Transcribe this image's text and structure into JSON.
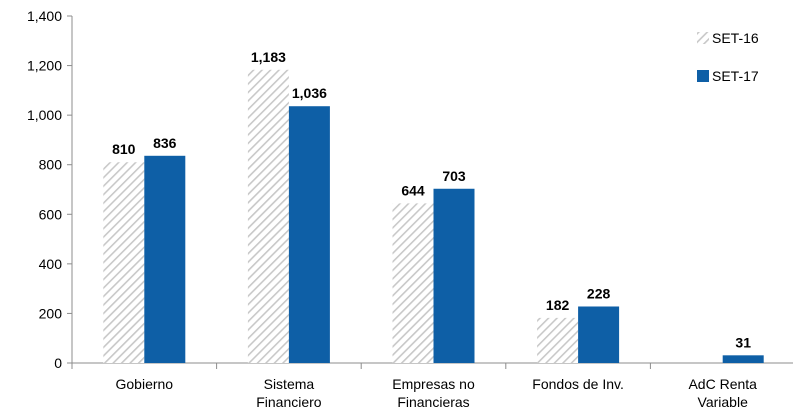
{
  "chart_data": {
    "type": "bar",
    "title": "",
    "xlabel": "",
    "ylabel": "",
    "ylim": [
      0,
      1400
    ],
    "yticks": [
      0,
      200,
      400,
      600,
      800,
      1000,
      1200,
      1400
    ],
    "ytick_labels": [
      "0",
      "200",
      "400",
      "600",
      "800",
      "1,000",
      "1,200",
      "1,400"
    ],
    "grid": false,
    "legend_position": "top-right",
    "categories": [
      [
        "Gobierno"
      ],
      [
        "Sistema",
        "Financiero"
      ],
      [
        "Empresas no",
        "Financieras"
      ],
      [
        "Fondos de Inv."
      ],
      [
        "AdC Renta",
        "Variable"
      ]
    ],
    "series": [
      {
        "name": "SET-16",
        "style": "hatched",
        "color": "#c8c8c8",
        "values": [
          810,
          1183,
          644,
          182,
          null
        ],
        "labels": [
          "810",
          "1,183",
          "644",
          "182",
          ""
        ]
      },
      {
        "name": "SET-17",
        "style": "solid",
        "color": "#0e5fa6",
        "values": [
          836,
          1036,
          703,
          228,
          31
        ],
        "labels": [
          "836",
          "1,036",
          "703",
          "228",
          "31"
        ]
      }
    ]
  }
}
^^^^^^^^^^^^^^^^
— Directions —
Output the full set of records above without changing a word, and drop the images.

— Task response —
Transcribe this image's text and structure into JSON.
{
  "chart_data": {
    "type": "bar",
    "title": "",
    "xlabel": "",
    "ylabel": "",
    "ylim": [
      0,
      1400
    ],
    "yticks": [
      0,
      200,
      400,
      600,
      800,
      1000,
      1200,
      1400
    ],
    "ytick_labels": [
      "0",
      "200",
      "400",
      "600",
      "800",
      "1,000",
      "1,200",
      "1,400"
    ],
    "grid": false,
    "legend_position": "top-right",
    "categories": [
      [
        "Gobierno"
      ],
      [
        "Sistema",
        "Financiero"
      ],
      [
        "Empresas no",
        "Financieras"
      ],
      [
        "Fondos de Inv."
      ],
      [
        "AdC Renta",
        "Variable"
      ]
    ],
    "series": [
      {
        "name": "SET-16",
        "style": "hatched",
        "color": "#c8c8c8",
        "values": [
          810,
          1183,
          644,
          182,
          null
        ],
        "labels": [
          "810",
          "1,183",
          "644",
          "182",
          ""
        ]
      },
      {
        "name": "SET-17",
        "style": "solid",
        "color": "#0e5fa6",
        "values": [
          836,
          1036,
          703,
          228,
          31
        ],
        "labels": [
          "836",
          "1,036",
          "703",
          "228",
          "31"
        ]
      }
    ]
  }
}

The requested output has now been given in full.